> _EM QUE CONSISTE_
No texto sobre Tom Petty, por que nome ficou conhecido o sub-género que recusava artifícios e procurava pureza ou honestidade?

> _BLOCO DE TEXTO_
------------------------------------

O predestinado Petty teve de esperar até aos 27 anos para alcançar o seu primeiro êxito, quando, com os Heartbreakers a seu lado, editou o single Breakdown, que chegou aos 40 primeiros lugares da tabela de vendas inglesas. Era o momento de que Petty estava à espera desde que em miúdo vira os Beatles no Ed Sullivan Show e pensara para si mesmo: “Eu consigo fazer isto”. Mas foi com Don't do me like that, single do terceiro álbum, lançado em 1979, que Petty entrou para iconografia americana – Damn the Torpedoes (que é o nome do LP) vendeu na ordem dos milhões de cópias, confirmado a capacidade de Petty de combinar melodia e riffs enormes.
Tudo o que é preciso saber sobre o som de Petty e dos Heartbreakers pode encontrar-se nessa magnífica canção: uma grande riffalhada a abrir, a pianada blusey em fundo e depois o hammond cheio de verve, antes de um swingar de quem exsuda rock'n'roll. Canções assim – orelhudas, melódicas, com tudo – enchem estádios e Petty nasceu para as escrever.
Nessa época Petty criou, disco após disco, com os Heartbreakers a seu lado, uma sucessão invejável de grandes canções clássicas, que hoje muito provavelmente já poucos recordam, como a magnífica Square one, The waiting, em que se sente a herança dos Byrds nas harmonias de guitarra, ou Southern accent.
Esse som não se limitou a ter apenas um significado musical: a recusa em incorporar sintetizadores e demais sons plastificados, que se usavam cada vez mais no mainstream, a obsessão em escrever sobre temas que o povo compreendesse tornaram Petty numa espécie de bastião da América real – sem que isto implicasse reaccionarismo. Essa demanda ficou conhecida como “heartland rock”, um sub-género cujas principais características eram a recusa de artifícios, de todo o tipo de pirotecnia, e uma espécie de procura de pureza ou de honestidade, por assim dizer. Por outras palavras: era música que procurava ser terra-a-terra. Músicos como Bruce Springsteen ou, posteriormente, esse grande nome da country que é Steve Earle foram incluídos nesse movimento (que aos portugueses diz pouco).
É possível que o maior êxito da carreira de Tom Petty seja Free fallin' – mas seria injusto para a sua obra que fosse essa a memória (a de uma canção orelhuda, mas menor) que as pessoas guardassem dele. Também não seria muito justo que os melómanos se recordassem em demasia daquela aventura no final da década de 80 que deu pelo nome de Travelling Wilburys, banda que partilhava com Dylan e Roy Orbison e que ainda lançou dois discos. Não era propriamente má música mas também não havia ali nada de memorável – ficava-se até com a impressão de que a auto-complacência reinara nas sessões de escrita.

------------------------------------

> _DADOS EXTRAÍDOS_

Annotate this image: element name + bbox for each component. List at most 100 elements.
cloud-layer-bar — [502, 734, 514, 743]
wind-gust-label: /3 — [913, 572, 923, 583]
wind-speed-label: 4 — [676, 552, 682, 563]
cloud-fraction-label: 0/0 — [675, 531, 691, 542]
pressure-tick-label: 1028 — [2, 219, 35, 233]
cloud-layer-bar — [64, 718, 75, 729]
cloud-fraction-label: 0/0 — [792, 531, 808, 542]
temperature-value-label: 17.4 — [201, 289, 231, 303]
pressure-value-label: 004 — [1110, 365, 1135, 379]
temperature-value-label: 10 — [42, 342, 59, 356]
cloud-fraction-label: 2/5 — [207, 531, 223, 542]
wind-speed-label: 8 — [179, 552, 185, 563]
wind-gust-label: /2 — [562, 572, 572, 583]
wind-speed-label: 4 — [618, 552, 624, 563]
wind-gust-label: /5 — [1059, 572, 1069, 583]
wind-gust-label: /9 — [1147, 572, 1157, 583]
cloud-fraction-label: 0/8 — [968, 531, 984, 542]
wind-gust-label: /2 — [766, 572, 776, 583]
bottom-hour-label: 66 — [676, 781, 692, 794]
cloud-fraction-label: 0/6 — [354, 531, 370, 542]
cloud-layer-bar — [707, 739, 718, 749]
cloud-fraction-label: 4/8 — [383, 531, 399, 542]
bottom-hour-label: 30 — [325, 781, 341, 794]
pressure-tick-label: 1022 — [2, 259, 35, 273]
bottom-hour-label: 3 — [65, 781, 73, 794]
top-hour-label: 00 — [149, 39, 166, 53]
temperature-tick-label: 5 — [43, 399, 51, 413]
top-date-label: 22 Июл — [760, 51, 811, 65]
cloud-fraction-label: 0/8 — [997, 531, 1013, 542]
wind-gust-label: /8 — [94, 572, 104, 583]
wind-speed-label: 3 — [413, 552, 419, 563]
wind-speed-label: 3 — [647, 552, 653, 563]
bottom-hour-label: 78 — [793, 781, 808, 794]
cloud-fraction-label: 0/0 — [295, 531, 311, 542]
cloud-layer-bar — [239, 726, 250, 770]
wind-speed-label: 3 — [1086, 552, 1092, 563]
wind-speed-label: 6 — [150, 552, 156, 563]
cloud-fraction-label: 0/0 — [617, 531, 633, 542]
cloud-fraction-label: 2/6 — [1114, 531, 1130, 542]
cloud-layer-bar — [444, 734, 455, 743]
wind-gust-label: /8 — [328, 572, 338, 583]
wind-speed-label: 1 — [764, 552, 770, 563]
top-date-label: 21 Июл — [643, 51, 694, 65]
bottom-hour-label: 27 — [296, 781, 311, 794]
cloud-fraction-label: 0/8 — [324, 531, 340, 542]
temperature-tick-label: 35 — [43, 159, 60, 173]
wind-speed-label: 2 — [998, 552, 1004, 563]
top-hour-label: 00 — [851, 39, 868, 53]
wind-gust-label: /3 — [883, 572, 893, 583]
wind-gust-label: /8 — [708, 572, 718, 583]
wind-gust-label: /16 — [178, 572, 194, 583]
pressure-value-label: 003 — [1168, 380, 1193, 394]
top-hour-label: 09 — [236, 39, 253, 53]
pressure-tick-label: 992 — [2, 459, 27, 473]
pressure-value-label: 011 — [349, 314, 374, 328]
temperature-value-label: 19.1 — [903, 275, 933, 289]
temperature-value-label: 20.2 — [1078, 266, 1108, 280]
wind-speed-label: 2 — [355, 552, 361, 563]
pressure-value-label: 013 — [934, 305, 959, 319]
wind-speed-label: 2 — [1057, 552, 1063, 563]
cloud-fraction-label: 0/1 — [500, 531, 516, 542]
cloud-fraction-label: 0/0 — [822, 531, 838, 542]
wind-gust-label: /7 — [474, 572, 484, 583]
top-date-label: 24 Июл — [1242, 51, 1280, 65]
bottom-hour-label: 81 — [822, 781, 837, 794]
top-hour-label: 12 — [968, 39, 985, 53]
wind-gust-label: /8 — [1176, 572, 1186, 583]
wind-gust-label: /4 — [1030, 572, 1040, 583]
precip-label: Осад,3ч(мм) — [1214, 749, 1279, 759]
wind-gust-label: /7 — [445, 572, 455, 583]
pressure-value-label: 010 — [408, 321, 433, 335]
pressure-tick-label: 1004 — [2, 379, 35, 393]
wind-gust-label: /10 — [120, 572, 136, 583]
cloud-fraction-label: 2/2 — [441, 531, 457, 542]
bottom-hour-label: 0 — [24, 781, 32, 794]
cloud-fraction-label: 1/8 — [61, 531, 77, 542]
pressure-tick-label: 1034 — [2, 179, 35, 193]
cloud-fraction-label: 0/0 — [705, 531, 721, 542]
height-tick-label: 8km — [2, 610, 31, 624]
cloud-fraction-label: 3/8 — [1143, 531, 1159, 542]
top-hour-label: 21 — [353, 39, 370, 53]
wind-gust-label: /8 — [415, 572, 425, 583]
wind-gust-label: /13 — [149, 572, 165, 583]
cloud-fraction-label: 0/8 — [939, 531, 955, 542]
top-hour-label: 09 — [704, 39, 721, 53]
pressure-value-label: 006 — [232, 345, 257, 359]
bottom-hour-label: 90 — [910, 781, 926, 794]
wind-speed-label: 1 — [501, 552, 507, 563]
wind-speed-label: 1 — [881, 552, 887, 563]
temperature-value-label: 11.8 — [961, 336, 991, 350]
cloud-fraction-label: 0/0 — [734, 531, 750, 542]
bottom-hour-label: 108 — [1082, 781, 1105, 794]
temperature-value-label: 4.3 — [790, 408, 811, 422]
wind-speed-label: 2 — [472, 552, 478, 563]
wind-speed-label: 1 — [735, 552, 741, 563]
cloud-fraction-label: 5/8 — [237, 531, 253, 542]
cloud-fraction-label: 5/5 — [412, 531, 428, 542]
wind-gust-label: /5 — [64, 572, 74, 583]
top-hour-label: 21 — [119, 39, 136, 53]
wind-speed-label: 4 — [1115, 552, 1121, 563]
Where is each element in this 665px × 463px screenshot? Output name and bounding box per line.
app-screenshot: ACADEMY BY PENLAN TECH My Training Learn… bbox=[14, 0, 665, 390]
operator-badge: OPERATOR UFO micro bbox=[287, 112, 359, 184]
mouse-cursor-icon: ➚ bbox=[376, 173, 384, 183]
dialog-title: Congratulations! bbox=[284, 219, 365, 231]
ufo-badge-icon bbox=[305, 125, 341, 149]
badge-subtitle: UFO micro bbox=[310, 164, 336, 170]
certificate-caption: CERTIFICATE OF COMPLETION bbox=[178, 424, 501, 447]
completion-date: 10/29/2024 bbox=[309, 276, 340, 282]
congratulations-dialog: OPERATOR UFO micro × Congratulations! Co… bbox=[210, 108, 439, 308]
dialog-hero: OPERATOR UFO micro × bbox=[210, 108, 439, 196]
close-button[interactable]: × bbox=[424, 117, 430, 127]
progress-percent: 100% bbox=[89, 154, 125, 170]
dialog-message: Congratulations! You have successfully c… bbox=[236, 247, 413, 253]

------------------------------------

> _RESULTADO DA TAREFA_
Ficou conhecido como “heartland rock”.